* Task *
Read the listing and extract each line that includes the word "Prof".

* Material to process *
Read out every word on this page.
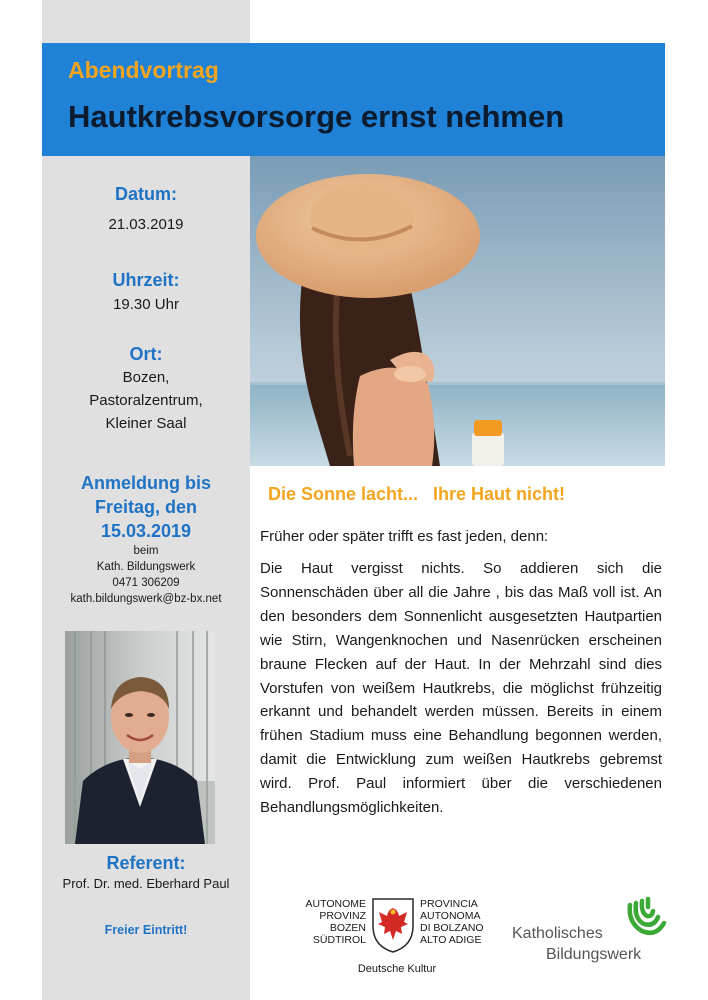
Abendvortrag
Hautkrebsvorsorge ernst nehmen
Datum:
21.03.2019
Uhrzeit:
19.30 Uhr
Ort:
Bozen,
Pastoralzentrum,
Kleiner Saal
Anmeldung bis
Freitag, den
15.03.2019
beim
Kath. Bildungswerk
0471 306209
kath.bildungswerk@bz-bx.net
Referent:
Prof. Dr. med. Eberhard Paul
Freier Eintritt!
Die Sonne lacht...   Ihre Haut nicht!
Früher oder später trifft es fast jeden, denn:
Die Haut vergisst nichts. So addieren sich die Sonnenschäden über all die Jahre , bis das Maß voll ist. An den besonders dem Sonnenlicht ausgesetzten Hautpartien wie Stirn, Wangenknochen und Nasenrücken erscheinen braune Flecken auf der Haut. In der Mehrzahl sind dies Vorstufen von weißem Hautkrebs, die möglichst frühzeitig erkannt und behandelt werden müssen. Bereits in einem frühen Stadium muss eine Behandlung begonnen werden, damit die Entwicklung zum weißen Hautkrebs gebremst wird. Prof. Paul informiert über die verschiedenen Behandlungsmöglichkeiten.
AUTONOME
PROVINZ
BOZEN
SÜDTIROL
PROVINCIA
AUTONOMA
DI BOLZANO
ALTO ADIGE
Deutsche Kultur
Katholisches
Bildungswerk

* Written answer *
Prof. Dr. med. Eberhard Paul
Die Haut vergisst nichts. So addieren sich die Sonnenschäden über all die Jahre , bis das Maß voll ist. An den besonders dem Sonnenlicht ausgesetzten Hautpartien wie Stirn, Wangenknochen und Nasenrücken erscheinen braune Flecken auf der Haut. In der Mehrzahl sind dies Vorstufen von weißem Hautkrebs, die möglichst frühzeitig erkannt und behandelt werden müssen. Bereits in einem frühen Stadium muss eine Behandlung begonnen werden, damit die Entwicklung zum weißen Hautkrebs gebremst wird. Prof. Paul informiert über die verschiedenen Behandlungsmöglichkeiten.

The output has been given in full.